Items from a data source:
* Start *
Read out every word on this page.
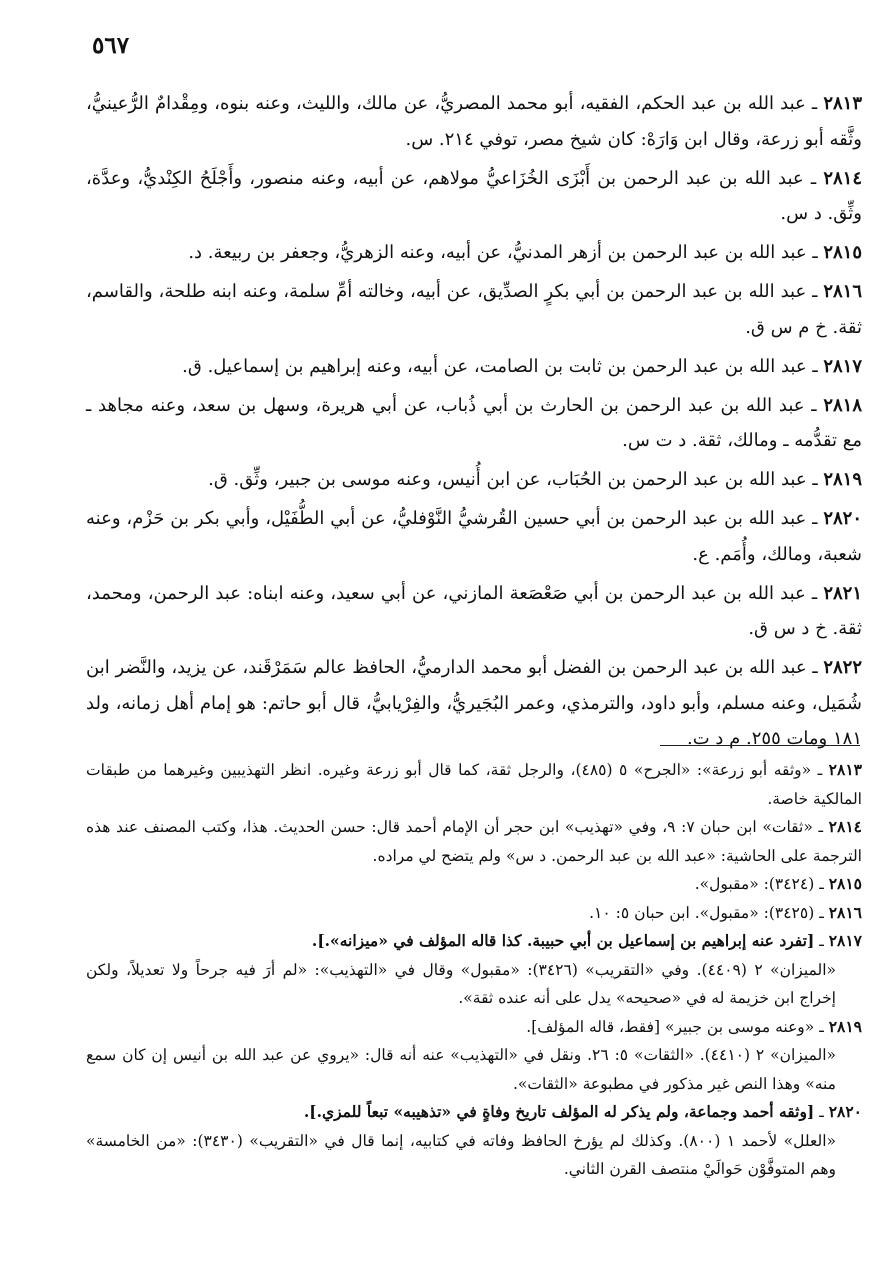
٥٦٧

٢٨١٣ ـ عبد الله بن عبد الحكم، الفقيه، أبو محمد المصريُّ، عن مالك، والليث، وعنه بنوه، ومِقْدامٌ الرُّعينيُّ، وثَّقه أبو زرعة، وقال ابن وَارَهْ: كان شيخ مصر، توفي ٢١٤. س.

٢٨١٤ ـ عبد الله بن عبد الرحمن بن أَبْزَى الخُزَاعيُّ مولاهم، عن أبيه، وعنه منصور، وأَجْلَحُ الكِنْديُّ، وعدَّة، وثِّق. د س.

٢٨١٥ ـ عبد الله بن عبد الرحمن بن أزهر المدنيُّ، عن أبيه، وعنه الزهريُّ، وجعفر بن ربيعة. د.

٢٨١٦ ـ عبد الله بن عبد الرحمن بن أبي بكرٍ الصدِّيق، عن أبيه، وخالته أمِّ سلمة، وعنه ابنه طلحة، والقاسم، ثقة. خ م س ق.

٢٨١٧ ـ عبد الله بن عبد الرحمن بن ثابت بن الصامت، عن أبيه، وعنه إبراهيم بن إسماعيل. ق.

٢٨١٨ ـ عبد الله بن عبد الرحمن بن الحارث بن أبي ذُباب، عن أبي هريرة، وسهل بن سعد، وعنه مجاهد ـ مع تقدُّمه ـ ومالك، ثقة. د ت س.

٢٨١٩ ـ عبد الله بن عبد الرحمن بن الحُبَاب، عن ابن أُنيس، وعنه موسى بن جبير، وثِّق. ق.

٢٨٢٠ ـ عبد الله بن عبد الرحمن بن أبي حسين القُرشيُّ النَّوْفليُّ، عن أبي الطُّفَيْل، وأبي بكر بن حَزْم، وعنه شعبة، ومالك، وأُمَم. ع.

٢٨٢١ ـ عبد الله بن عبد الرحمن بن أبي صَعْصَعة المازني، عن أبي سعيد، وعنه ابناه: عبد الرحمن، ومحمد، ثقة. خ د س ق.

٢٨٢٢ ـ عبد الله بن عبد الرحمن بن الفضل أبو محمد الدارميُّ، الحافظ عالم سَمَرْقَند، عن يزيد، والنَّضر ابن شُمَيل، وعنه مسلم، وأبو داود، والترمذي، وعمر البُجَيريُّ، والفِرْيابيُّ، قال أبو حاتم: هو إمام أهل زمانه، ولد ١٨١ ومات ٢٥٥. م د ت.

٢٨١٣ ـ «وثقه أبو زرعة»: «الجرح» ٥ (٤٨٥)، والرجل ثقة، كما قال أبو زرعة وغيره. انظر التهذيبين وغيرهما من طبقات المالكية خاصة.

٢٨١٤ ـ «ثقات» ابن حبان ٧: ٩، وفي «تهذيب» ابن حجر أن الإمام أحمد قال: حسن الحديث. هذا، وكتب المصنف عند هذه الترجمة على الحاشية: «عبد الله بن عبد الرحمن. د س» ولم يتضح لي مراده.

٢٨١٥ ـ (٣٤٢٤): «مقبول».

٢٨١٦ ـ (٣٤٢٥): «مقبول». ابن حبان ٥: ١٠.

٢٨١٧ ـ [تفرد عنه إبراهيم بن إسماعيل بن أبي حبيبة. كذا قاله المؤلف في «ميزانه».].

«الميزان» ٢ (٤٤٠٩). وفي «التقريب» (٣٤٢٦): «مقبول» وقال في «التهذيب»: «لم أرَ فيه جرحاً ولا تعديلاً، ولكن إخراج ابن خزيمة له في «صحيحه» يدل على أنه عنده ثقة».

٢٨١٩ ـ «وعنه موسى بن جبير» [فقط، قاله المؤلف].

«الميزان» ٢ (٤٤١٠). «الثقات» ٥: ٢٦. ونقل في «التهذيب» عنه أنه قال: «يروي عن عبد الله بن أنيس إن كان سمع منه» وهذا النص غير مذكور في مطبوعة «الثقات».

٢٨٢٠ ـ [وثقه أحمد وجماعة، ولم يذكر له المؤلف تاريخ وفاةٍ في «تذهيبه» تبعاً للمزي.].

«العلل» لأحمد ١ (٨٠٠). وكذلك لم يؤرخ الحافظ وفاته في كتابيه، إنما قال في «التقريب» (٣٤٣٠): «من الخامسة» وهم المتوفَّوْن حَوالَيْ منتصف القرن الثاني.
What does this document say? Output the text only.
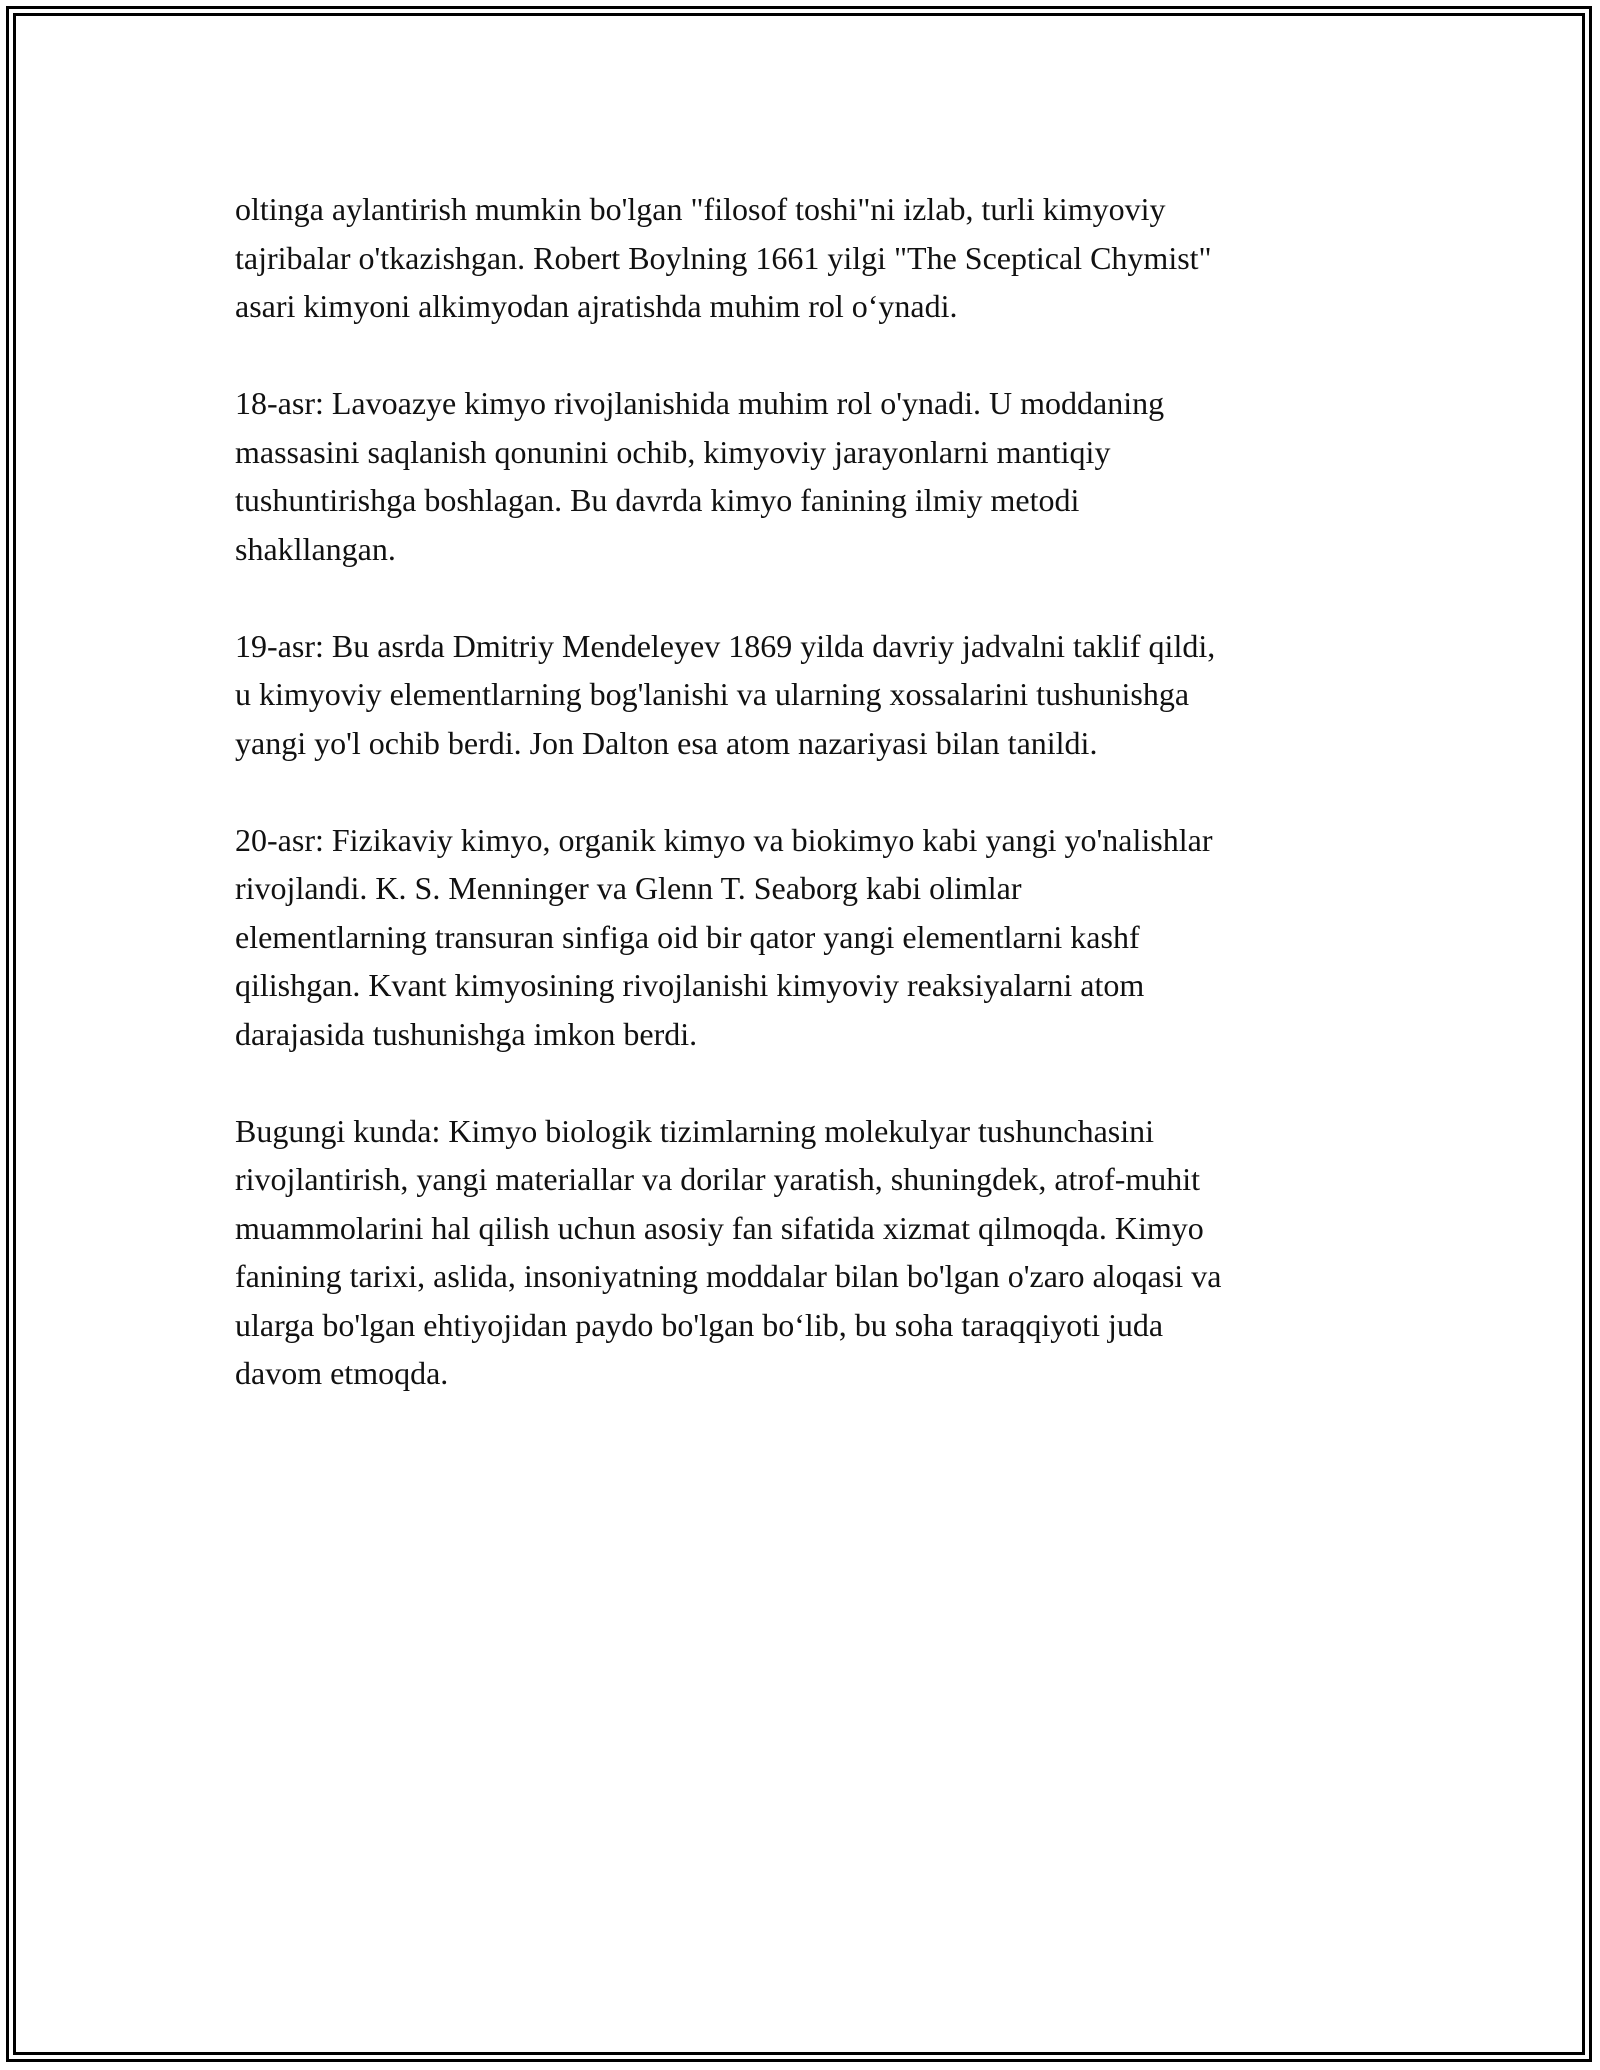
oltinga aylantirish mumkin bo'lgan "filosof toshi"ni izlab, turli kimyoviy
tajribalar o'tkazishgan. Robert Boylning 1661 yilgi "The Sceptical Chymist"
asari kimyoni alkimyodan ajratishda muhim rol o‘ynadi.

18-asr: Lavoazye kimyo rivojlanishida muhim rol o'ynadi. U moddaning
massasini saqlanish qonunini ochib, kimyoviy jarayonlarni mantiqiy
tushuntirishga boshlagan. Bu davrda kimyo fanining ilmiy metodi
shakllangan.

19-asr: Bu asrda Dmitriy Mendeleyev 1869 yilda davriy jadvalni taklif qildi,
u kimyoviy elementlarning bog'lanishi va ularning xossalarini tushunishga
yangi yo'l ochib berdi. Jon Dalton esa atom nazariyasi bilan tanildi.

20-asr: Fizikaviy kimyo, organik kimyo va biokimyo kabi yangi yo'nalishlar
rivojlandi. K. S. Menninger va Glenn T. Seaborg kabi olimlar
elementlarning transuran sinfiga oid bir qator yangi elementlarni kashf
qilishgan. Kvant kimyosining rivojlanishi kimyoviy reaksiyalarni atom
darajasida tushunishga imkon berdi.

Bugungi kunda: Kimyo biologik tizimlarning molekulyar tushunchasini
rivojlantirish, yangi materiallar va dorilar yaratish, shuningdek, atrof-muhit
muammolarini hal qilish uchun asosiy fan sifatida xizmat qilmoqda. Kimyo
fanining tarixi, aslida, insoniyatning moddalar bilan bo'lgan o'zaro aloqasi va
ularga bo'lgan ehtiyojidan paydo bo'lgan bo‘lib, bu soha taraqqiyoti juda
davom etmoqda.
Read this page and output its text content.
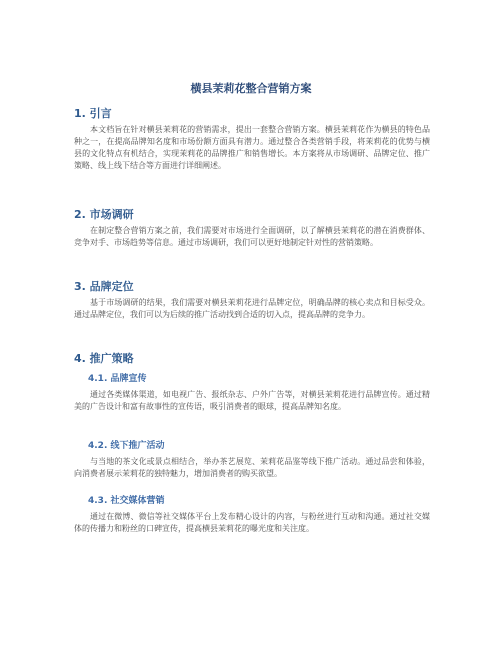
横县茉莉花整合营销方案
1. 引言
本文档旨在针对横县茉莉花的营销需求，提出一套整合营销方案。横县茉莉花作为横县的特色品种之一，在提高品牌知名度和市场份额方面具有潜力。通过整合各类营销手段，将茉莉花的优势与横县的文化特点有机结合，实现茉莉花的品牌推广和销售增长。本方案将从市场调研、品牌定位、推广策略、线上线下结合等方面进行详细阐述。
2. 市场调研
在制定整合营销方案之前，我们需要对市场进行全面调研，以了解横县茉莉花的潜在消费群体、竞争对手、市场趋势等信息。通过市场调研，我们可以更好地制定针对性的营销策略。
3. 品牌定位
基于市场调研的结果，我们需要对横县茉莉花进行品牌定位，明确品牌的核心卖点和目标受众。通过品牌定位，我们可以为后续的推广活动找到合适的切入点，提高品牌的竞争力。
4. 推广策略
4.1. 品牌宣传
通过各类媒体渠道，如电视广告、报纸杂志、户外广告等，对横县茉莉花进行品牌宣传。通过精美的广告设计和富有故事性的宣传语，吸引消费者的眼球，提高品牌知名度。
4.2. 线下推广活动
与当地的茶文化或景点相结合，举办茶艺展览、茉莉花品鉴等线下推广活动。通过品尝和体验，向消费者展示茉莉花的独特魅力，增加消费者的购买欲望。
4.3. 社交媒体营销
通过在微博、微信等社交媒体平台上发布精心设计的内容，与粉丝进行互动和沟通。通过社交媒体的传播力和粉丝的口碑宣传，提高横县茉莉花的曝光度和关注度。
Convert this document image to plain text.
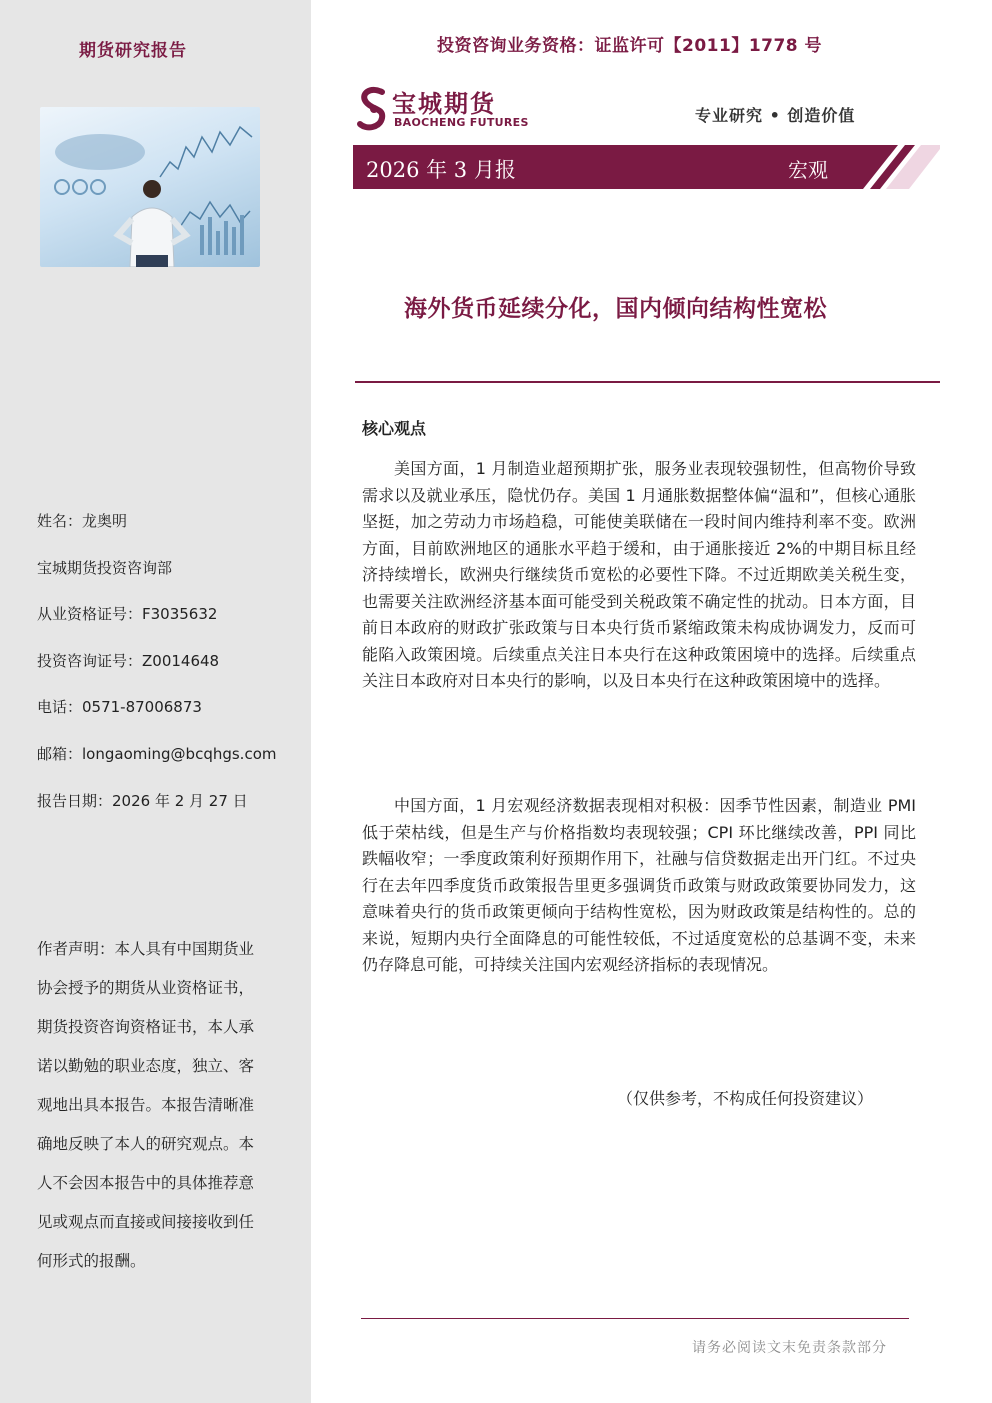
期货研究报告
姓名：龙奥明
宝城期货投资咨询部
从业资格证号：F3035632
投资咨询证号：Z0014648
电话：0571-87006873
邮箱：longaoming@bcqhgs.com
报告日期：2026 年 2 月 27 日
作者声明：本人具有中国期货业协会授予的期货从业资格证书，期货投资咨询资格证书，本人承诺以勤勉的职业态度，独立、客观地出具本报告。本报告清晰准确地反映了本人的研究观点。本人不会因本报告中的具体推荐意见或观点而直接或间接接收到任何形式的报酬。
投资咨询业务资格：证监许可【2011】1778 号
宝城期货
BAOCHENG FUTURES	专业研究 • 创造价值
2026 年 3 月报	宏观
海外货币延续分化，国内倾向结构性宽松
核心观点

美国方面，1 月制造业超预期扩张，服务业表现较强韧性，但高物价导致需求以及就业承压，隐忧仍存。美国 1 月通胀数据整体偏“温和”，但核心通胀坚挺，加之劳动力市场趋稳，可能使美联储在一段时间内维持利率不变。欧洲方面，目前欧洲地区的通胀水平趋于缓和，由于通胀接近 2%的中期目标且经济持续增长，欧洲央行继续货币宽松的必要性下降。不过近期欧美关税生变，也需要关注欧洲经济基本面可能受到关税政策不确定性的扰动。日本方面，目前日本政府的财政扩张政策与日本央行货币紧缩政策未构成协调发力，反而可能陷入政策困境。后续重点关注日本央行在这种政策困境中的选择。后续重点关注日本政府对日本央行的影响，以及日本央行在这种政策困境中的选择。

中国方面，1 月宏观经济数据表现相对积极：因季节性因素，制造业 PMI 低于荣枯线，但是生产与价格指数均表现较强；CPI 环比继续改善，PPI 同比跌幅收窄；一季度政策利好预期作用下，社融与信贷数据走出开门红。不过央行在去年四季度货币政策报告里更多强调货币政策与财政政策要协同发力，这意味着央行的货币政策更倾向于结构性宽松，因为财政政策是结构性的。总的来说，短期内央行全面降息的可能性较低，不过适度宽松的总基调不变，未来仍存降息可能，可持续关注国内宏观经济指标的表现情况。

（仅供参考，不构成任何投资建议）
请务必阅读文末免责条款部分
* End *
# What you have to do:
Copy every line of the material in which the word "التقريب" occurs.

# Exercise result:
«الميزان» ٢ (٤٤٠٩). وفي «التقريب» (٣٤٢٦): «مقبول» وقال في «التهذيب»: «لم أرَ فيه جرحاً ولا تعديلاً، ولكن إخراج ابن خزيمة له في «صحيحه» يدل على أنه عنده ثقة».
«العلل» لأحمد ١ (٨٠٠). وكذلك لم يؤرخ الحافظ وفاته في كتابيه، إنما قال في «التقريب» (٣٤٣٠): «من الخامسة» وهم المتوفَّوْن حَوالَيْ منتصف القرن الثاني.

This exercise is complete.